_What is being asked:_ Below are some records. Pull every line that contains the word "ipsum".

* Begin *

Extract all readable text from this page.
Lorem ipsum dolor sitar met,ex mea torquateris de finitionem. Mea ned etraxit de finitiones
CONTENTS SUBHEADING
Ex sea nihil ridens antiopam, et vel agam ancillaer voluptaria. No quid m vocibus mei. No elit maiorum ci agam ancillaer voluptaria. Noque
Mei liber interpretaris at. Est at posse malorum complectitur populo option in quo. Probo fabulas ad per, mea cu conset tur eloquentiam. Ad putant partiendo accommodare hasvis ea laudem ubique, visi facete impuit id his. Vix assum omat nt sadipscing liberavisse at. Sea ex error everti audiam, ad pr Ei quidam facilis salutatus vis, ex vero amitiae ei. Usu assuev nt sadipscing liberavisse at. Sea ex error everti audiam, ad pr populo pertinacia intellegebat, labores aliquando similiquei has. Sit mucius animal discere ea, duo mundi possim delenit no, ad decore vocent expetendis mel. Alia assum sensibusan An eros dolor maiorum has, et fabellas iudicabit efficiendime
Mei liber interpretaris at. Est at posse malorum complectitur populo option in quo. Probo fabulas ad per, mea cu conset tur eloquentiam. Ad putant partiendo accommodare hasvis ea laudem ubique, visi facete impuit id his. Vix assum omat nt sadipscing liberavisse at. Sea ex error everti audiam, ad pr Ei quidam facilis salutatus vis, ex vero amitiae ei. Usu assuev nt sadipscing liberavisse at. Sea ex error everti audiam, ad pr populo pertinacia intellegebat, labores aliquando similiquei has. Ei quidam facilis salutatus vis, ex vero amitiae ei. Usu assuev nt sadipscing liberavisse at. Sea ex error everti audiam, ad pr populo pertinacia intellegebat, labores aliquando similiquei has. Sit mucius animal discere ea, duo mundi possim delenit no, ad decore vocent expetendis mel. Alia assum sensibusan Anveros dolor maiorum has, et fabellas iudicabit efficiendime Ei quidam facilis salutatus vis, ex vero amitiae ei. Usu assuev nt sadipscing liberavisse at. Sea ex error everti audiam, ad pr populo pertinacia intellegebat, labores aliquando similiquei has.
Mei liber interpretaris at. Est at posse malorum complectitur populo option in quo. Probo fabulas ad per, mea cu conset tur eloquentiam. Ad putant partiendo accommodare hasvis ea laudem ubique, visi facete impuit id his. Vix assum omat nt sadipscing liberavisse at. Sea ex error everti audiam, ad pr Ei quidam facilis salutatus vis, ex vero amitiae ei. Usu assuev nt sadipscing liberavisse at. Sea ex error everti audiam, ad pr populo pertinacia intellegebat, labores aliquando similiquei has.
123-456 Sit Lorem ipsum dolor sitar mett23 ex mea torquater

* End *

_Task solution:_
Lorem ipsum dolor sitar met,ex mea torquateris de finitionem. Mea ned etraxit de finitiones
123-456 Sit Lorem ipsum dolor sitar mett23 ex mea torquater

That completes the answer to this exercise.